Written instruction
Count lines with the string "UROB" in them. State the number alone.

Data section
━━━━━━━━━━━━━━━━━━━━━━━━━━━━━━

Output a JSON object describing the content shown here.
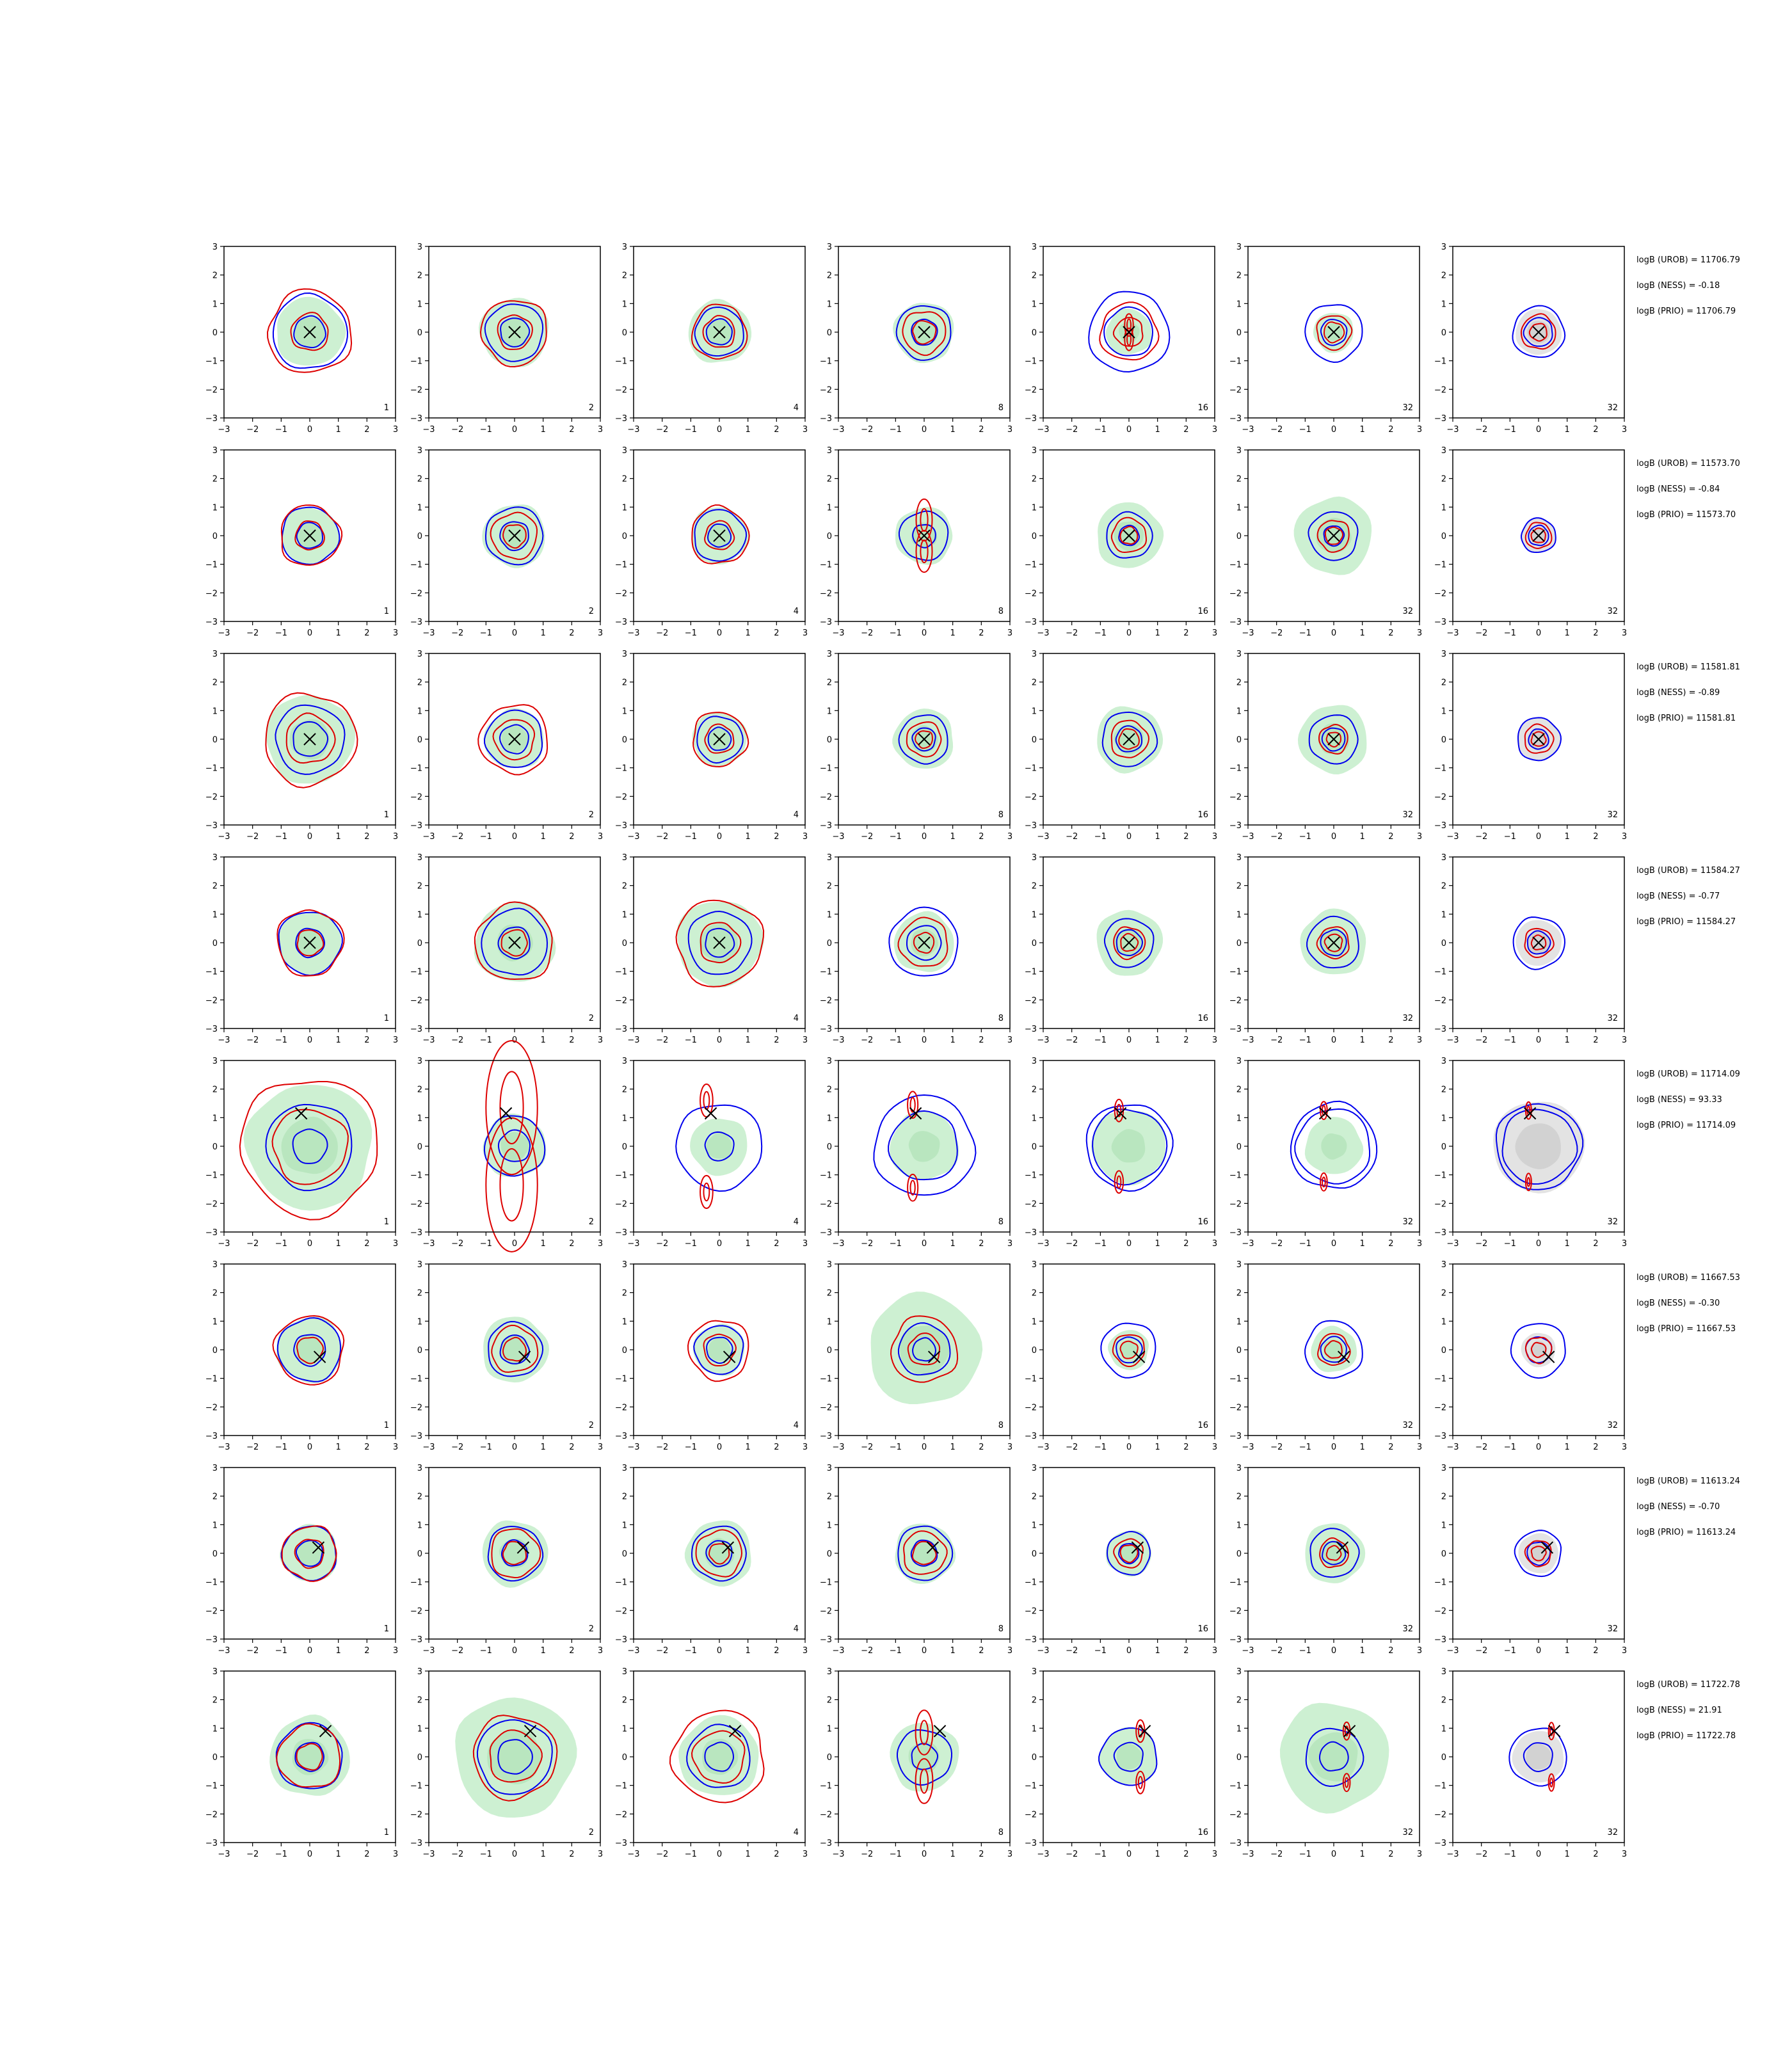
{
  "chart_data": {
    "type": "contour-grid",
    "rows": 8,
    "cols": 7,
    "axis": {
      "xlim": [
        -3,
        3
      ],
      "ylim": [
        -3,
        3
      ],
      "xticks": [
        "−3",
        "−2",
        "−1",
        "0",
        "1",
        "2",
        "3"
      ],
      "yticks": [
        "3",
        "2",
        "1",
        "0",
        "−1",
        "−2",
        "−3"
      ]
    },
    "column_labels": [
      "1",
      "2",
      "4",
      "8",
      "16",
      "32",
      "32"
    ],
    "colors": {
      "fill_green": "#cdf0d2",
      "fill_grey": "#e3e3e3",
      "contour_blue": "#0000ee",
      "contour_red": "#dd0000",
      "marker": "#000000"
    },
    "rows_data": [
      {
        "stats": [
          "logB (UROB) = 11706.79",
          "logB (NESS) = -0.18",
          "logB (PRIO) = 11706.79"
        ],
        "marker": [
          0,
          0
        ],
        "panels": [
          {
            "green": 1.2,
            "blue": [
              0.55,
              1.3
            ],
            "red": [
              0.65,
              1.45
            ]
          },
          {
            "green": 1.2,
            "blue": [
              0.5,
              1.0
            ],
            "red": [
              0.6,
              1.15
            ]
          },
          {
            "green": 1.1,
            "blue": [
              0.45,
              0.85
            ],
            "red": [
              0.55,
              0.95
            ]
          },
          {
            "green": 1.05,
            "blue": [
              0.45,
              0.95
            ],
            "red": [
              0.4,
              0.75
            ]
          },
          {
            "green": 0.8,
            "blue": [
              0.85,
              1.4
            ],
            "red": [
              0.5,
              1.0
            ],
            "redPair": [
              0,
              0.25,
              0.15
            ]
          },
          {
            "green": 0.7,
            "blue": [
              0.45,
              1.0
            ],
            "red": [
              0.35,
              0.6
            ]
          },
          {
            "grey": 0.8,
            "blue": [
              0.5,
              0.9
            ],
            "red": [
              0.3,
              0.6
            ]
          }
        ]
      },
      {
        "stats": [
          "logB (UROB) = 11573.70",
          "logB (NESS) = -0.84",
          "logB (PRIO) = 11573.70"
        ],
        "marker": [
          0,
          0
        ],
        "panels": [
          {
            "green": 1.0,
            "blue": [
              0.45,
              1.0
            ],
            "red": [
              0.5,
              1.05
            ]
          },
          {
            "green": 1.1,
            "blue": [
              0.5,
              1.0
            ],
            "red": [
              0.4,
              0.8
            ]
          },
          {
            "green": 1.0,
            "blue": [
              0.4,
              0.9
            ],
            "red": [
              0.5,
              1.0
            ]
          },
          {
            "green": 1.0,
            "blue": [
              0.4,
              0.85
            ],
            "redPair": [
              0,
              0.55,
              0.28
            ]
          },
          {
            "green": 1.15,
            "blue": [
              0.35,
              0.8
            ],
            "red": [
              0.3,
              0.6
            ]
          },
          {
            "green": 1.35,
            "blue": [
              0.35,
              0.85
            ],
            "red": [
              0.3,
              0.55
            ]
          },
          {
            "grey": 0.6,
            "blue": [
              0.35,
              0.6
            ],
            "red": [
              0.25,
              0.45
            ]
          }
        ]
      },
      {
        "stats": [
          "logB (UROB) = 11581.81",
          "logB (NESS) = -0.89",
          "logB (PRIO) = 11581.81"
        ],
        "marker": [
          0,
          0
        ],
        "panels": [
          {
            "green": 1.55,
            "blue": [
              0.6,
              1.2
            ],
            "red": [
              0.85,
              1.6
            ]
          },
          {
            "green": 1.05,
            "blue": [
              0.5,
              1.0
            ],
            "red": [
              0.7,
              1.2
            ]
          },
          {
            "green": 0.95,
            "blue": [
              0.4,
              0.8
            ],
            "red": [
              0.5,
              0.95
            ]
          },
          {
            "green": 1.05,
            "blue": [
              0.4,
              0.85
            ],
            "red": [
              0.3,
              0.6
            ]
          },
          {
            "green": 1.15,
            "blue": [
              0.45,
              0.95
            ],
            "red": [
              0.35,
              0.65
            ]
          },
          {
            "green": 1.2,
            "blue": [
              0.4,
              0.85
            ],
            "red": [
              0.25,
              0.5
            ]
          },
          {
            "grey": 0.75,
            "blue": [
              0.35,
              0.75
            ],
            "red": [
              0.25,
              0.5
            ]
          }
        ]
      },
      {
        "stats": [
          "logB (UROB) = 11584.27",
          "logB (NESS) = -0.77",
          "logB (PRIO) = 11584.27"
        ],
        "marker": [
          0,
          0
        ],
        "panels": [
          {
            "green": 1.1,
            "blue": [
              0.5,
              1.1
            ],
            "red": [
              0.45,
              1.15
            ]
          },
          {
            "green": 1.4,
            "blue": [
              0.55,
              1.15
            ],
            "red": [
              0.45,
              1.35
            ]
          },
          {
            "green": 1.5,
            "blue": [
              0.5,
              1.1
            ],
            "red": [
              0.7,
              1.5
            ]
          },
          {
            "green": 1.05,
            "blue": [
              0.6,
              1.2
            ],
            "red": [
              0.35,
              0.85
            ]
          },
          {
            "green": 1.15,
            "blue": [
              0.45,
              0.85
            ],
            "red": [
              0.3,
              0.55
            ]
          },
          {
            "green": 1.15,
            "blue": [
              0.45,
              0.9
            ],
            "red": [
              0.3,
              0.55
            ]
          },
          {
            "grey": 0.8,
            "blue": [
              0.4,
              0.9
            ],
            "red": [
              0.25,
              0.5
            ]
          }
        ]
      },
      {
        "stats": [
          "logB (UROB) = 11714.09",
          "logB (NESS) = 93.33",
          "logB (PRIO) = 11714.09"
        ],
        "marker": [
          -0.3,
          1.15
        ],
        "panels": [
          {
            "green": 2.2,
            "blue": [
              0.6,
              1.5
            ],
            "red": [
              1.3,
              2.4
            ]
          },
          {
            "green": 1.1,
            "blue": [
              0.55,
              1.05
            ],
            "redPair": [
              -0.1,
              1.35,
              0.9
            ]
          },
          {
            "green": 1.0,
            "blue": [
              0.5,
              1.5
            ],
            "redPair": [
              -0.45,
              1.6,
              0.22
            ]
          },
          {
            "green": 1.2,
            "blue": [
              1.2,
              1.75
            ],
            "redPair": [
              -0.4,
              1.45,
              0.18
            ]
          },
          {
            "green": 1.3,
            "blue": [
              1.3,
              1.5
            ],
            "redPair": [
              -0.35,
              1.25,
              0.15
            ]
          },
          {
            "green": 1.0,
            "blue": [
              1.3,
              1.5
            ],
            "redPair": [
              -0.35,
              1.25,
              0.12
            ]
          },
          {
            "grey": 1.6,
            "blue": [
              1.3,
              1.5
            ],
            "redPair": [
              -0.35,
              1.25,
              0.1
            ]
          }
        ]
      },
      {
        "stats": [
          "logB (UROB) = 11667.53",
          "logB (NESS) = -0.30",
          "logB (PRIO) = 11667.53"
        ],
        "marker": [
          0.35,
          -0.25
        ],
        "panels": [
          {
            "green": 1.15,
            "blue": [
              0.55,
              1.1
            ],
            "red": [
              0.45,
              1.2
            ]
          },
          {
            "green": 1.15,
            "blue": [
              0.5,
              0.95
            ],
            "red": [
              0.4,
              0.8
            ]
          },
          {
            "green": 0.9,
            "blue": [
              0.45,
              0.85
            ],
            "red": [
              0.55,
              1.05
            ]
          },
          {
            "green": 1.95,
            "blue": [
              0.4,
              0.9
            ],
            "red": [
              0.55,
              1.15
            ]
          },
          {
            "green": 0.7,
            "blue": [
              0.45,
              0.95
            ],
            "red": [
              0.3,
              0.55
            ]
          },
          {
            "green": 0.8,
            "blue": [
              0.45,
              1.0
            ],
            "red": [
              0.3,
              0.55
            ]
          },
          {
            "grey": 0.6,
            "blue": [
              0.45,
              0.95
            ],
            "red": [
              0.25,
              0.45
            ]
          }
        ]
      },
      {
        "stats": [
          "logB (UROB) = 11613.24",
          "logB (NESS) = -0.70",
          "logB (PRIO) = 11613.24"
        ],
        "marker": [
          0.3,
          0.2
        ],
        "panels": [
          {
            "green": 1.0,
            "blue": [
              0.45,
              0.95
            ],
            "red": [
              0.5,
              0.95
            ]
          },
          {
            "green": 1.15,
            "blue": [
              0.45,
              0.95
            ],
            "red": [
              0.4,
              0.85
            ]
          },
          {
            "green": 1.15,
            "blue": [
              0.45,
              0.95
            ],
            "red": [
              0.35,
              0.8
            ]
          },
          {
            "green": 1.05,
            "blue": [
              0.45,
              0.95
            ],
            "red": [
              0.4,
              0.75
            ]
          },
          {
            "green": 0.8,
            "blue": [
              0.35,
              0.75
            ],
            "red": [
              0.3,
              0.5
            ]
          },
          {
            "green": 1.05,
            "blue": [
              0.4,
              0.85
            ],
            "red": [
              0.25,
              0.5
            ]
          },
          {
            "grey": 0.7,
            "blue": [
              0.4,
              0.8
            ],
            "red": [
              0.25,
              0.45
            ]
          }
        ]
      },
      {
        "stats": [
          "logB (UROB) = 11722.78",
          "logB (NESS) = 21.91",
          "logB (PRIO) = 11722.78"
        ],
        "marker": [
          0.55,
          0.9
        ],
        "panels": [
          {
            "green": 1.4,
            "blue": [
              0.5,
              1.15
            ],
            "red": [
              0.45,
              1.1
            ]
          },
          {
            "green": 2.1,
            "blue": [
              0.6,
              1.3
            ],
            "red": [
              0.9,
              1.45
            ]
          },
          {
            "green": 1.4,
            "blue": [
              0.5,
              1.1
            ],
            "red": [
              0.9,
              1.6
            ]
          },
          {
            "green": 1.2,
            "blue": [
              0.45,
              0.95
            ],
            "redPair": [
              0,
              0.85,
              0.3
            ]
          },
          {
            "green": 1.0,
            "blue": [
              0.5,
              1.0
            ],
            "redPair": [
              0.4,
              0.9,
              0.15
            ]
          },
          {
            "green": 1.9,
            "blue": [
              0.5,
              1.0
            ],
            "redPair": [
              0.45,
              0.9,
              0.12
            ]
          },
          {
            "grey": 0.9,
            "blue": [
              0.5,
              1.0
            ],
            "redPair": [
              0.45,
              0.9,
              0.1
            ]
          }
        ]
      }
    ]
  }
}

━━━━━━━━━━━━━━━━━━━━━━━━━━━━━━

Solution to this exercise
8